DATASET ENTRIES:
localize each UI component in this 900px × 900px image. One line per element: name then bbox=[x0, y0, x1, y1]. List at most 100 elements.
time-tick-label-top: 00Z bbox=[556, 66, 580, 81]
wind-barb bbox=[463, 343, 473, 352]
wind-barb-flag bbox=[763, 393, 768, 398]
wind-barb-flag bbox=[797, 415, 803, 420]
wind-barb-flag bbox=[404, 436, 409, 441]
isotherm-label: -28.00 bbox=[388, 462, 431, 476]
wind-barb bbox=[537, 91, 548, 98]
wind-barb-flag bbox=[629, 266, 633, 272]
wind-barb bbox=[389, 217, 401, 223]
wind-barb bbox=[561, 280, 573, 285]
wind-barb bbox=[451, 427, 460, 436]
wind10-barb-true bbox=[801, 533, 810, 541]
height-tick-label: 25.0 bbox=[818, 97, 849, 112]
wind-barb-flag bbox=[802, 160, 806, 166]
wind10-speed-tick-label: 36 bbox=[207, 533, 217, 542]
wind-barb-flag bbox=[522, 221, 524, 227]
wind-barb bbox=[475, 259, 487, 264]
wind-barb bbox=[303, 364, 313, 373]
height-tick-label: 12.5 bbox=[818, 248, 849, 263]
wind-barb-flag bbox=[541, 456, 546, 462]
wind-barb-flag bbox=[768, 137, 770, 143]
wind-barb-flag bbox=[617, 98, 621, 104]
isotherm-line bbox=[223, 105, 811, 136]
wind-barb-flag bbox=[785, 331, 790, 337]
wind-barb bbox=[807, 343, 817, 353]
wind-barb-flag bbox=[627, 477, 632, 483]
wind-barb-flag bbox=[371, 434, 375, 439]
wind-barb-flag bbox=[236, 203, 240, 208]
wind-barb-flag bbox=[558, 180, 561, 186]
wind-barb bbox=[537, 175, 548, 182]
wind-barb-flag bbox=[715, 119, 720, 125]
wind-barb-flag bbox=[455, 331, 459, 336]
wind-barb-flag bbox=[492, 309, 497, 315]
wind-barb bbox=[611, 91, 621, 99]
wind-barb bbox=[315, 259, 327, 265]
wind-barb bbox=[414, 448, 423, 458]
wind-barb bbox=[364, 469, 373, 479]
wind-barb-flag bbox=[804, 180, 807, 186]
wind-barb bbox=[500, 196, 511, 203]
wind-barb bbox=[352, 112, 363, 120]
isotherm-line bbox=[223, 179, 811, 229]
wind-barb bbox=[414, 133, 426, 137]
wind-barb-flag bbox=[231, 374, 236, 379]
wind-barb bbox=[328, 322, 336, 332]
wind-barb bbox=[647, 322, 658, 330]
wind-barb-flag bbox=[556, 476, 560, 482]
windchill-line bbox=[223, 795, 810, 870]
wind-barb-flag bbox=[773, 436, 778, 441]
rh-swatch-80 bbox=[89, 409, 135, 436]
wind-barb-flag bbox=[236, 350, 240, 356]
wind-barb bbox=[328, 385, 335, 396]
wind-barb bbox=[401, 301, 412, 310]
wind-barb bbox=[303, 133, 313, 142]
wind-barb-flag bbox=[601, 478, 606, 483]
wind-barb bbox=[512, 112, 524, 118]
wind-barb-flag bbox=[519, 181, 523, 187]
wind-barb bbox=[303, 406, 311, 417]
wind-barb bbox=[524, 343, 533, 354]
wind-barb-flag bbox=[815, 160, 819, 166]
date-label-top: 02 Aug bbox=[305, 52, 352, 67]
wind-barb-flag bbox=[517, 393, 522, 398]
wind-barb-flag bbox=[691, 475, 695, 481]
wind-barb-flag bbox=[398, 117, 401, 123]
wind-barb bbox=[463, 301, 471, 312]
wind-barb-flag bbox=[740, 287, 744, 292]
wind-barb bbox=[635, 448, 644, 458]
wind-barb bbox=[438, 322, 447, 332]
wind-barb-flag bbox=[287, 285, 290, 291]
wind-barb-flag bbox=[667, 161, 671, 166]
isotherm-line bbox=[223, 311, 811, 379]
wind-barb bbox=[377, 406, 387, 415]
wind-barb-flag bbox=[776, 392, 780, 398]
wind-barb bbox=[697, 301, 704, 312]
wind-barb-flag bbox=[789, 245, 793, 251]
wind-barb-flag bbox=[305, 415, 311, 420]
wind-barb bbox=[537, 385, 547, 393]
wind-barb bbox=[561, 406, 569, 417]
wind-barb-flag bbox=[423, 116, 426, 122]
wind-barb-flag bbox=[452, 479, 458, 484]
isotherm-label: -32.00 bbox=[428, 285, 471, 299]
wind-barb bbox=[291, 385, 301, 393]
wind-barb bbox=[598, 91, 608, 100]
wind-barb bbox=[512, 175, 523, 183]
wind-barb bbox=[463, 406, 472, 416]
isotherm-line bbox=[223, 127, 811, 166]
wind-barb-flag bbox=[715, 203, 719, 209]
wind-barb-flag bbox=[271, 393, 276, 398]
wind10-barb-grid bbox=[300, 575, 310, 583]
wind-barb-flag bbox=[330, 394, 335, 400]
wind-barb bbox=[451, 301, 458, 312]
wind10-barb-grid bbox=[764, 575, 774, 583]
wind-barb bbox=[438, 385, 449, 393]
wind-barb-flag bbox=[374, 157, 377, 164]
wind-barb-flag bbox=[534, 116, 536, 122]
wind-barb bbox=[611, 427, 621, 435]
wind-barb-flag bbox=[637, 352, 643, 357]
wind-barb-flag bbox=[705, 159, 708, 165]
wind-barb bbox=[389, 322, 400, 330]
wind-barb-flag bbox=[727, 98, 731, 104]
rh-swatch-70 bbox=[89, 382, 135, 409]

THE PROBLEM: Rewrite the entries, replacing every occurrence of "isotherm-line" with "isotherm-contour" and leaving everything else unchanged.

RESULT FOR THIS TASK:
localize each UI component in this 900px × 900px image. One line per element: name then bbox=[x0, y0, x1, y1]. List at most 100 elements.
time-tick-label-top: 00Z bbox=[556, 66, 580, 81]
wind-barb bbox=[463, 343, 473, 352]
wind-barb-flag bbox=[763, 393, 768, 398]
wind-barb-flag bbox=[797, 415, 803, 420]
wind-barb-flag bbox=[404, 436, 409, 441]
isotherm-label: -28.00 bbox=[388, 462, 431, 476]
wind-barb bbox=[537, 91, 548, 98]
wind-barb-flag bbox=[629, 266, 633, 272]
wind-barb bbox=[389, 217, 401, 223]
wind-barb bbox=[561, 280, 573, 285]
wind-barb bbox=[451, 427, 460, 436]
wind10-barb-true bbox=[801, 533, 810, 541]
height-tick-label: 25.0 bbox=[818, 97, 849, 112]
wind-barb-flag bbox=[802, 160, 806, 166]
wind10-speed-tick-label: 36 bbox=[207, 533, 217, 542]
wind-barb-flag bbox=[522, 221, 524, 227]
wind-barb bbox=[475, 259, 487, 264]
wind-barb bbox=[303, 364, 313, 373]
height-tick-label: 12.5 bbox=[818, 248, 849, 263]
wind-barb-flag bbox=[541, 456, 546, 462]
wind-barb-flag bbox=[768, 137, 770, 143]
wind-barb-flag bbox=[617, 98, 621, 104]
isotherm-contour bbox=[223, 105, 811, 136]
wind-barb-flag bbox=[785, 331, 790, 337]
wind-barb bbox=[807, 343, 817, 353]
wind-barb-flag bbox=[627, 477, 632, 483]
wind-barb-flag bbox=[371, 434, 375, 439]
wind-barb-flag bbox=[236, 203, 240, 208]
wind-barb-flag bbox=[558, 180, 561, 186]
wind-barb bbox=[537, 175, 548, 182]
wind-barb-flag bbox=[715, 119, 720, 125]
wind-barb-flag bbox=[455, 331, 459, 336]
wind-barb-flag bbox=[492, 309, 497, 315]
wind-barb bbox=[611, 91, 621, 99]
wind-barb bbox=[315, 259, 327, 265]
wind-barb bbox=[414, 448, 423, 458]
wind-barb bbox=[364, 469, 373, 479]
wind-barb-flag bbox=[804, 180, 807, 186]
wind-barb bbox=[500, 196, 511, 203]
wind-barb bbox=[352, 112, 363, 120]
isotherm-contour bbox=[223, 179, 811, 229]
wind-barb bbox=[414, 133, 426, 137]
wind-barb-flag bbox=[231, 374, 236, 379]
wind-barb bbox=[328, 322, 336, 332]
wind-barb bbox=[647, 322, 658, 330]
wind-barb-flag bbox=[556, 476, 560, 482]
windchill-line bbox=[223, 795, 810, 870]
wind-barb-flag bbox=[773, 436, 778, 441]
rh-swatch-80 bbox=[89, 409, 135, 436]
wind-barb-flag bbox=[236, 350, 240, 356]
wind-barb bbox=[328, 385, 335, 396]
wind-barb bbox=[401, 301, 412, 310]
wind-barb bbox=[303, 133, 313, 142]
wind-barb-flag bbox=[601, 478, 606, 483]
wind-barb bbox=[512, 112, 524, 118]
wind-barb-flag bbox=[519, 181, 523, 187]
wind-barb bbox=[303, 406, 311, 417]
wind-barb bbox=[524, 343, 533, 354]
wind-barb-flag bbox=[815, 160, 819, 166]
date-label-top: 02 Aug bbox=[305, 52, 352, 67]
wind-barb-flag bbox=[517, 393, 522, 398]
wind-barb-flag bbox=[691, 475, 695, 481]
wind-barb-flag bbox=[398, 117, 401, 123]
wind-barb bbox=[463, 301, 471, 312]
wind-barb-flag bbox=[740, 287, 744, 292]
wind-barb bbox=[635, 448, 644, 458]
wind-barb bbox=[438, 322, 447, 332]
wind-barb-flag bbox=[287, 285, 290, 291]
wind-barb-flag bbox=[667, 161, 671, 166]
isotherm-contour bbox=[223, 311, 811, 379]
wind-barb bbox=[377, 406, 387, 415]
wind-barb-flag bbox=[776, 392, 780, 398]
wind-barb bbox=[697, 301, 704, 312]
wind-barb-flag bbox=[789, 245, 793, 251]
wind-barb-flag bbox=[305, 415, 311, 420]
wind-barb bbox=[537, 385, 547, 393]
wind-barb bbox=[561, 406, 569, 417]
wind-barb-flag bbox=[423, 116, 426, 122]
wind-barb-flag bbox=[452, 479, 458, 484]
isotherm-label: -32.00 bbox=[428, 285, 471, 299]
wind-barb bbox=[291, 385, 301, 393]
wind-barb bbox=[598, 91, 608, 100]
wind-barb bbox=[512, 175, 523, 183]
wind-barb bbox=[463, 406, 472, 416]
isotherm-contour bbox=[223, 127, 811, 166]
wind-barb-flag bbox=[715, 203, 719, 209]
wind-barb-flag bbox=[271, 393, 276, 398]
wind10-barb-grid bbox=[300, 575, 310, 583]
wind-barb-flag bbox=[330, 394, 335, 400]
wind-barb bbox=[451, 301, 458, 312]
wind10-barb-grid bbox=[764, 575, 774, 583]
wind-barb bbox=[438, 385, 449, 393]
wind-barb-flag bbox=[374, 157, 377, 164]
wind-barb-flag bbox=[534, 116, 536, 122]
wind-barb bbox=[611, 427, 621, 435]
wind-barb-flag bbox=[637, 352, 643, 357]
wind-barb-flag bbox=[705, 159, 708, 165]
wind-barb bbox=[389, 322, 400, 330]
wind-barb-flag bbox=[727, 98, 731, 104]
rh-swatch-70 bbox=[89, 382, 135, 409]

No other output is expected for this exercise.